Begin Given information

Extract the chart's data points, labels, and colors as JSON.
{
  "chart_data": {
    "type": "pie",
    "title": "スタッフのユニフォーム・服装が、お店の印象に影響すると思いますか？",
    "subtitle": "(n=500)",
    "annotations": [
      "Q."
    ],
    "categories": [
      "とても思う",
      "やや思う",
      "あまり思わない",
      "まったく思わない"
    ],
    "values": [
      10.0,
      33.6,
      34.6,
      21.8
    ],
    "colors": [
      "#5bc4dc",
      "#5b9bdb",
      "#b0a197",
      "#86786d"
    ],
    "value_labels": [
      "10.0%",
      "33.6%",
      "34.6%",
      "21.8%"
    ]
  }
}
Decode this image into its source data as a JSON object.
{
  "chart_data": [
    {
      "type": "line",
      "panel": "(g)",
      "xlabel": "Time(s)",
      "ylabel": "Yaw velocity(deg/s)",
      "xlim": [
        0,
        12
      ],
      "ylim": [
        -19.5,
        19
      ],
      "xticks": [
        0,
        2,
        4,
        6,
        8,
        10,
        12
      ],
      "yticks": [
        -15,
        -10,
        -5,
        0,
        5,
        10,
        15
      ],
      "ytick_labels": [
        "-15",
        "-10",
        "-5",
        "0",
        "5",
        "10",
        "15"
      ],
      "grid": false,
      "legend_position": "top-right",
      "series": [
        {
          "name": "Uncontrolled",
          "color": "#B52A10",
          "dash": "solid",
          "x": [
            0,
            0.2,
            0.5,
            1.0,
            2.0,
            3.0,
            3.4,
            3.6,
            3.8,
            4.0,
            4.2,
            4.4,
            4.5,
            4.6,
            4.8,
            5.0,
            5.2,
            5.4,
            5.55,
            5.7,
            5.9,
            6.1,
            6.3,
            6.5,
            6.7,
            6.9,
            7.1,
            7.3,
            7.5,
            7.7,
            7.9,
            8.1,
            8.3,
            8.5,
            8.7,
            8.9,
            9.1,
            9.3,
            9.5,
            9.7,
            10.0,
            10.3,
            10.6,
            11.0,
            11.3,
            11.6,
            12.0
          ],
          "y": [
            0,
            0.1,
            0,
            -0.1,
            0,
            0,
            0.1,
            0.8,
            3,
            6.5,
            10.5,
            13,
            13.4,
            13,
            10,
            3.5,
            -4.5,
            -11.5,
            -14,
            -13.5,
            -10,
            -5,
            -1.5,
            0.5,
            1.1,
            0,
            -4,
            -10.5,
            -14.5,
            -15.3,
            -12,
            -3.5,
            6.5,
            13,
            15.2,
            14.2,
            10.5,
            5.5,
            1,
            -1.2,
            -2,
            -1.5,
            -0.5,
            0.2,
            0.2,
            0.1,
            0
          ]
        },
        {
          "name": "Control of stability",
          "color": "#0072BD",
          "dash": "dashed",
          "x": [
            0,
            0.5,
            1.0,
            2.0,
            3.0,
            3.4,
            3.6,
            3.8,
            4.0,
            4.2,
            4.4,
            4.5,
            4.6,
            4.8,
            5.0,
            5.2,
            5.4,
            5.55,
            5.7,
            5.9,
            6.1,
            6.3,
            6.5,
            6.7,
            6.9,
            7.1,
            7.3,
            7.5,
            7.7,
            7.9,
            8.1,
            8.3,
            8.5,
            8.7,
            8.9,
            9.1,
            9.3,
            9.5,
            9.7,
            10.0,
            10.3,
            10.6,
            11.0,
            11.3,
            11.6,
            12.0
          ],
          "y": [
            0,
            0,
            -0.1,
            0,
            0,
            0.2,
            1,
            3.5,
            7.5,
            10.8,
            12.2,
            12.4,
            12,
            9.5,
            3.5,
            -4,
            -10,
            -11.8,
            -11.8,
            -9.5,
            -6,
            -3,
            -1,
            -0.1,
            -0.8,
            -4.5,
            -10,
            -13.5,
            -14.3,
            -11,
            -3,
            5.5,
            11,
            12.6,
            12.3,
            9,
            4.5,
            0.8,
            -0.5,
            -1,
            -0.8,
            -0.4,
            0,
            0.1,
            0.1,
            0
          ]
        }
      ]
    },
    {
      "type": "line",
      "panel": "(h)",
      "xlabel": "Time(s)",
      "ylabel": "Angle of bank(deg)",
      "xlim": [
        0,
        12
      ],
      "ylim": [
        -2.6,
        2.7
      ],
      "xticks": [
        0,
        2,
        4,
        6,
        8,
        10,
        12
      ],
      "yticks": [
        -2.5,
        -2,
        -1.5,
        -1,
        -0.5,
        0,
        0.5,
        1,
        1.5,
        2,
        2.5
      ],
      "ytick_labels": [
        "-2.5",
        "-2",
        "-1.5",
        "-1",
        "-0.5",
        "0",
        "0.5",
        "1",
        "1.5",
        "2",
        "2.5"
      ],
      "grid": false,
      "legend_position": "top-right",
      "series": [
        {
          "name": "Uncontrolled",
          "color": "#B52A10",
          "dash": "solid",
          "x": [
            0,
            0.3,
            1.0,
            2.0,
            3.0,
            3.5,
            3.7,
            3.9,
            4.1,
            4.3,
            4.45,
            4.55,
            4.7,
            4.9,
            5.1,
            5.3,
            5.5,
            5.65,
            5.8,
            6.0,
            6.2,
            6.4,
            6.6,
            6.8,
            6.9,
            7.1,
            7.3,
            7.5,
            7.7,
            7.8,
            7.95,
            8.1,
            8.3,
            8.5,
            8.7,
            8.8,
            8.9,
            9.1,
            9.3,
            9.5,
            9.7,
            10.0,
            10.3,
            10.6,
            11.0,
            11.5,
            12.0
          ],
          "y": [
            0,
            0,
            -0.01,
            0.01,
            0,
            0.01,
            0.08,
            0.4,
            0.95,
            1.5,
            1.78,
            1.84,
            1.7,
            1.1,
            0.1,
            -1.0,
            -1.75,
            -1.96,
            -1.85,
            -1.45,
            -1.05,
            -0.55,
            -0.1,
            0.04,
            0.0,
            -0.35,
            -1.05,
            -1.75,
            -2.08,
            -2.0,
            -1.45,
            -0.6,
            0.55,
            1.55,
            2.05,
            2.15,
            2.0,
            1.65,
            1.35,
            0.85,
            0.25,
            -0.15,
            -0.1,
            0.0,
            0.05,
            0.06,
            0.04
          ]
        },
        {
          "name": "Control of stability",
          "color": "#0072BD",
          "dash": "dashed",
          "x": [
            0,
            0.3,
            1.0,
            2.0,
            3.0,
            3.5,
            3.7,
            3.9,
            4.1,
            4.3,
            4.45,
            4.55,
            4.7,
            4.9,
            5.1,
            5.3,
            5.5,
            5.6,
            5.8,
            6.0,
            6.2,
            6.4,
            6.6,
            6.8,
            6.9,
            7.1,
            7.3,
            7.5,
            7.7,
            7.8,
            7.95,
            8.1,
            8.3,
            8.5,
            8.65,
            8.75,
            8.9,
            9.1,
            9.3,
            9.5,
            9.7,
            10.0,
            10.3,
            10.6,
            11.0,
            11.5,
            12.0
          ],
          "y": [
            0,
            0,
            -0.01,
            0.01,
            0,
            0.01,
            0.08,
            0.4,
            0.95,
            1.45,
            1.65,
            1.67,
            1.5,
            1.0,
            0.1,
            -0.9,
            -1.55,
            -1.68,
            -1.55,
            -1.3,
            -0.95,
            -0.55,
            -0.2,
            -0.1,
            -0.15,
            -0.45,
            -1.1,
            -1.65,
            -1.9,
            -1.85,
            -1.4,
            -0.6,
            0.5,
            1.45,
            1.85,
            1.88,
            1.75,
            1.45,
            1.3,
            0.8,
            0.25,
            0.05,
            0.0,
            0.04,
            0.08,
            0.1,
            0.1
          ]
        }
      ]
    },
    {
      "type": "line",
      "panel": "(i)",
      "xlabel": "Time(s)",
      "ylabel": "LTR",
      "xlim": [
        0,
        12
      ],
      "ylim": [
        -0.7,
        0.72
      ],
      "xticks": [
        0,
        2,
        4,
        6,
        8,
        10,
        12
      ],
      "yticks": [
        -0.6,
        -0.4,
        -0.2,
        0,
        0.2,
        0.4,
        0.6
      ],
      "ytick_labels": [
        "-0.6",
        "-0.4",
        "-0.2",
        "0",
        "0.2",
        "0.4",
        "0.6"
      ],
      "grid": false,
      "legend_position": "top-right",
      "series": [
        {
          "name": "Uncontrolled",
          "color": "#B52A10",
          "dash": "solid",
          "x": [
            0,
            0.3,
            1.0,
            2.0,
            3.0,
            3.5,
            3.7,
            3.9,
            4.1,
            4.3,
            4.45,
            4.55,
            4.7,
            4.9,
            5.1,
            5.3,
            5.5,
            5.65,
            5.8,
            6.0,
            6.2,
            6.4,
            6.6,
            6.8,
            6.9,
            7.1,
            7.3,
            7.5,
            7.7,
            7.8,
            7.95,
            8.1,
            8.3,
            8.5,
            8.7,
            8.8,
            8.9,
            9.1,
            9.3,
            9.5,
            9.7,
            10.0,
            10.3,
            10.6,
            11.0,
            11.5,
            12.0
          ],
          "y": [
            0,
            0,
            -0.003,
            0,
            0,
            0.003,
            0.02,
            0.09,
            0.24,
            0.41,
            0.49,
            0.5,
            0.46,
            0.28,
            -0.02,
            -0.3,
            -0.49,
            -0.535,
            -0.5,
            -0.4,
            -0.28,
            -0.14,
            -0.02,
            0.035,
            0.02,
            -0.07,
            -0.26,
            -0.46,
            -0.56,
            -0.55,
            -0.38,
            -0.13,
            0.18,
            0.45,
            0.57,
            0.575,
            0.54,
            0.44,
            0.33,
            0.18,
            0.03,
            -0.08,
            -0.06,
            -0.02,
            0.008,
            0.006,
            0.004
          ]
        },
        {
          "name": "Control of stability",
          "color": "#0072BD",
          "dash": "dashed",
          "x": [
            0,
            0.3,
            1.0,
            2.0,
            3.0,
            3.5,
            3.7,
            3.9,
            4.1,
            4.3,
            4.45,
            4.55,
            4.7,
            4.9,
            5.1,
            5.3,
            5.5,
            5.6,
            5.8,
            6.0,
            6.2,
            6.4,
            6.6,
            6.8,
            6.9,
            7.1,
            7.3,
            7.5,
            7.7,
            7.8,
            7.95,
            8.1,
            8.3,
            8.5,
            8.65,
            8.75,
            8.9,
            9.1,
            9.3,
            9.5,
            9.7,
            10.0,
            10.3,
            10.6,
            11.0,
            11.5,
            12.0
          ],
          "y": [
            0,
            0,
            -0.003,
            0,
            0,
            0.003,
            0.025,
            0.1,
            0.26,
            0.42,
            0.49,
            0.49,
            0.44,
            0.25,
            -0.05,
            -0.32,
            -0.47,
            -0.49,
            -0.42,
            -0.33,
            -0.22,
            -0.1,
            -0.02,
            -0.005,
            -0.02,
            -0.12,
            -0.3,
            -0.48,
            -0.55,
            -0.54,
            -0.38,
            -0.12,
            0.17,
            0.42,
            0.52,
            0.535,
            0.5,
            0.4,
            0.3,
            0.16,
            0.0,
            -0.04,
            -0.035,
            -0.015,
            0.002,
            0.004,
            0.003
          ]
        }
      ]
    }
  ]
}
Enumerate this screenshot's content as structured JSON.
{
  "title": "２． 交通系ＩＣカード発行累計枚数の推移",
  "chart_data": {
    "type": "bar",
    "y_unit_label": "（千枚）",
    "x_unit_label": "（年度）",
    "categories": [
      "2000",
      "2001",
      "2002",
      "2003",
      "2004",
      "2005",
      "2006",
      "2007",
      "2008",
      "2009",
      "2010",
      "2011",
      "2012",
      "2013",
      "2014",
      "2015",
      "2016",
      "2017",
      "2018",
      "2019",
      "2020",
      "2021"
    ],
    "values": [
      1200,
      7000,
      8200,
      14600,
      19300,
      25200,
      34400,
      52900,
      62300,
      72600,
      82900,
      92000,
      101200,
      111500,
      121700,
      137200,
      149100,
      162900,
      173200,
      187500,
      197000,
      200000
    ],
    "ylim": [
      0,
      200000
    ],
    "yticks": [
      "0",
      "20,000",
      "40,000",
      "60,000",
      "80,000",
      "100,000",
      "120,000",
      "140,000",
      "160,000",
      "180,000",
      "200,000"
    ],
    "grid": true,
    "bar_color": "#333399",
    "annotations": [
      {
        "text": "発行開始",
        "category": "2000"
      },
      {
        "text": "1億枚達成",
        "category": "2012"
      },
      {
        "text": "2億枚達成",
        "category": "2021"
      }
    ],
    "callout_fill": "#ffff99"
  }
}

End Given information

What is expected: Extract all lines that hold the word "JSON".

Complete answer:
Extract the chart's data points, labels, and colors as JSON.
Decode this image into its source data as a JSON object.
Enumerate this screenshot's content as structured JSON.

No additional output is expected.